**The task:**
Give every line of the data below as a JSON list of strings, one string per line. Skip blank lines and leave out the pictures.

**Raw data:**
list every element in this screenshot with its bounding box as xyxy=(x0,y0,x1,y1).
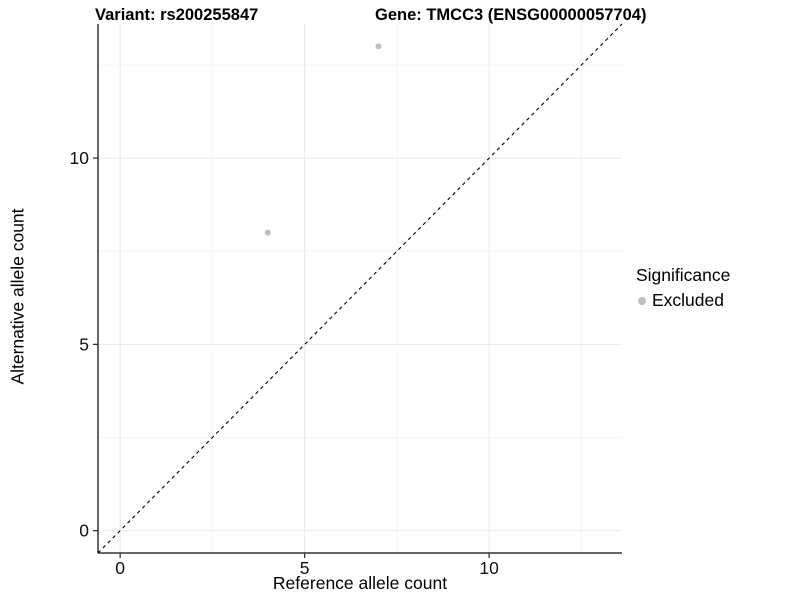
data-point xyxy=(375,43,382,50)
x-tick-label: 10 xyxy=(479,558,499,578)
legend-title: Significance xyxy=(636,265,731,285)
plot-title-gene: Gene: TMCC3 (ENSG00000057704) xyxy=(375,6,647,24)
x-tick-label: 0 xyxy=(115,558,125,578)
y-axis-label: Alternative allele count xyxy=(7,208,28,385)
x-axis-label: Reference allele count xyxy=(272,573,448,593)
y-tick-label: 10 xyxy=(70,148,90,168)
legend: Significance Excluded xyxy=(636,265,730,311)
data-point xyxy=(264,229,271,236)
x-tick-label: 5 xyxy=(300,558,310,578)
identity-line xyxy=(97,23,623,554)
legend-key-dot xyxy=(638,296,646,305)
y-tick-label: 5 xyxy=(79,334,89,354)
legend-item-label: Excluded xyxy=(652,290,724,310)
y-tick-label: 0 xyxy=(79,521,89,541)
legend-item-excluded: Excluded xyxy=(636,290,730,311)
plot-title-variant: Variant: rs200255847 xyxy=(95,6,259,24)
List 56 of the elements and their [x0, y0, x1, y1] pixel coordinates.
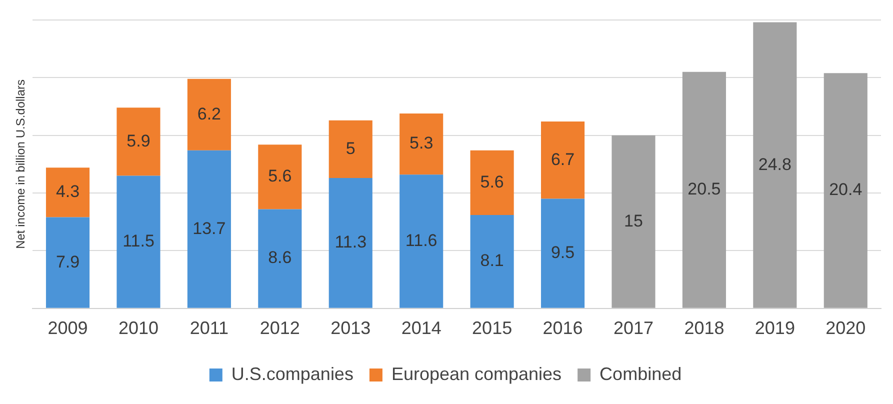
bar	[824, 73, 868, 308]
x-tick-label: 2010	[118, 318, 158, 338]
x-tick-label: 2017	[613, 318, 654, 338]
bar	[187, 78, 231, 150]
x-tick-label: 2014	[401, 318, 442, 338]
data-label: 7.9	[56, 252, 80, 272]
bar	[46, 217, 90, 308]
legend-label: European companies	[391, 364, 562, 384]
data-label: 5.9	[126, 131, 150, 150]
x-tick-label: 2015	[472, 318, 512, 338]
bar	[328, 178, 372, 308]
bar	[470, 214, 514, 308]
data-label: 5.3	[410, 134, 434, 153]
bar	[187, 150, 231, 308]
bar	[540, 198, 585, 308]
data-label: 9.5	[550, 243, 575, 262]
bar	[612, 135, 656, 308]
data-label: 8.1	[480, 251, 504, 270]
data-label: 8.6	[268, 248, 292, 268]
legend-label: U.S.companies	[231, 364, 354, 384]
x-tick-label: 2018	[684, 318, 724, 338]
data-label: 11.3	[334, 232, 367, 252]
y-axis-title: Net income in billion U.S.dollars	[14, 79, 28, 249]
bar	[258, 209, 302, 308]
x-tick-label: 2009	[48, 318, 88, 338]
bar	[328, 120, 372, 178]
bar	[46, 168, 90, 218]
bar	[116, 108, 160, 176]
data-label: 24.8	[758, 154, 792, 174]
x-tick-label: 2020	[826, 318, 866, 338]
bar	[400, 174, 444, 308]
data-label: 13.7	[192, 218, 226, 238]
bar	[470, 150, 514, 215]
x-tick-label: 2016	[542, 318, 583, 338]
data-label: 4.3	[56, 182, 80, 202]
x-tick-label: 2013	[330, 318, 371, 338]
data-label: 11.6	[405, 230, 438, 250]
x-tick-label: 2012	[260, 318, 300, 338]
data-label: 6.7	[550, 150, 575, 169]
data-label: 11.5	[122, 232, 154, 251]
x-tick-label: 2019	[754, 318, 795, 338]
legend-label: Combined	[600, 364, 682, 384]
bar	[258, 144, 302, 210]
bar	[753, 22, 797, 308]
data-label: 15	[624, 211, 643, 230]
data-label: 5.6	[268, 166, 292, 186]
data-label: 20.5	[688, 180, 721, 199]
data-label: 20.4	[829, 180, 862, 200]
bar	[400, 113, 444, 175]
data-label: 5	[346, 138, 356, 158]
bar	[540, 122, 585, 199]
bar	[682, 72, 726, 308]
bar	[116, 176, 160, 308]
data-label: 5.6	[480, 172, 504, 192]
x-tick-label: 2011	[190, 318, 229, 338]
data-label: 6.2	[197, 104, 222, 124]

**Result:**
[
  "list every element in this screenshot with its bounding box as xyxy=(x0,y0,x1,y1).",
  "data-point xyxy=(375,43,382,50)",
  "x-tick-label: 10 xyxy=(479,558,499,578)",
  "legend-title: Significance xyxy=(636,265,731,285)",
  "plot-title-gene: Gene: TMCC3 (ENSG00000057704) xyxy=(375,6,647,24)",
  "x-tick-label: 0 xyxy=(115,558,125,578)",
  "y-axis-label: Alternative allele count xyxy=(7,208,28,385)",
  "x-axis-label: Reference allele count xyxy=(272,573,448,593)",
  "y-tick-label: 10 xyxy=(70,148,90,168)",
  "legend: Significance Excluded xyxy=(636,265,730,311)",
  "data-point xyxy=(264,229,271,236)",
  "x-tick-label: 5 xyxy=(300,558,310,578)",
  "identity-line xyxy=(97,23,623,554)",
  "legend-key-dot xyxy=(638,296,646,305)",
  "y-tick-label: 5 xyxy=(79,334,89,354)",
  "legend-item-label: Excluded xyxy=(652,290,724,310)",
  "y-tick-label: 0 xyxy=(79,521,89,541)",
  "legend-item-excluded: Excluded xyxy=(636,290,730,311)",
  "plot-title-variant: Variant: rs200255847 xyxy=(95,6,259,24)",
  "List 56 of the elements and their [x0, y0, x1, y1] pixel coordinates.",
  "bar\t[824, 73, 868, 308]",
  "x-tick-label: 2010\t[118, 318, 158, 338]",
  "x-tick-label: 2017\t[613, 318, 654, 338]",
  "bar\t[187, 78, 231, 150]",
  "x-tick-label: 2014\t[401, 318, 442, 338]",
  "data-label: 7.9\t[56, 252, 80, 272]",
  "bar\t[46, 217, 90, 308]",
  "legend-label: European companies\t[391, 364, 562, 384]",
  "data-label: 5.9\t[126, 131, 150, 150]",
  "x-tick-label: 2015\t[472, 318, 512, 338]",
  "bar\t[328, 178, 372, 308]",
  "bar\t[470, 214, 514, 308]",
  "data-label: 5.3\t[410, 134, 434, 153]",
  "bar\t[187, 150, 231, 308]",
  "bar\t[540, 198, 585, 308]",
  "data-label: 9.5\t[550, 243, 575, 262]",
  "bar\t[612, 135, 656, 308]",
  "data-label: 8.1\t[480, 251, 504, 270]",
  "data-label: 8.6\t[268, 248, 292, 268]",
  "legend-label: U.S.companies\t[231, 364, 354, 384]",
  "x-tick-label: 2018\t[684, 318, 724, 338]",
  "data-label: 11.3\t[334, 232, 367, 252]",
  "y-axis-title: Net income in billion U.S.dollars\t[14, 79, 28, 249]",
  "bar\t[258, 209, 302, 308]",
  "x-tick-label: 2009\t[48, 318, 88, 338]",
  "bar\t[328, 120, 372, 178]",
  "bar\t[46, 168, 90, 218]",
  "bar\t[116, 108, 160, 176]",
  "data-label: 24.8\t[758, 154, 792, 174]",
  "x-tick-label: 2020\t[826, 318, 866, 338]",
  "bar\t[400, 174, 444, 308]",
  "data-label: 13.7\t[192, 218, 226, 238]",
  "bar\t[470, 150, 514, 215]",
  "x-tick-label: 2016\t[542, 318, 583, 338]",
  "data-label: 4.3\t[56, 182, 80, 202]",
  "x-tick-label: 2013\t[330, 318, 371, 338]",
  "data-label: 11.6\t[405, 230, 438, 250]",
  "x-tick-label: 2012\t[260, 318, 300, 338]",
  "data-label: 6.7\t[550, 150, 575, 169]",
  "data-label: 11.5\t[122, 232, 154, 251]",
  "x-tick-label: 2019\t[754, 318, 795, 338]",
  "legend-label: Combined\t[600, 364, 682, 384]",
  "bar\t[258, 144, 302, 210]",
  "bar\t[753, 22, 797, 308]",
  "data-label: 15\t[624, 211, 643, 230]",
  "data-label: 5.6\t[268, 166, 292, 186]",
  "data-label: 20.5\t[688, 180, 721, 199]",
  "data-label: 20.4\t[829, 180, 862, 200]",
  "bar\t[400, 113, 444, 175]",
  "data-label: 5\t[346, 138, 356, 158]",
  "bar\t[540, 122, 585, 199]",
  "bar\t[682, 72, 726, 308]",
  "bar\t[116, 176, 160, 308]",
  "data-label: 5.6\t[480, 172, 504, 192]",
  "x-tick-label: 2011\t[190, 318, 229, 338]",
  "data-label: 6.2\t[197, 104, 222, 124]"
]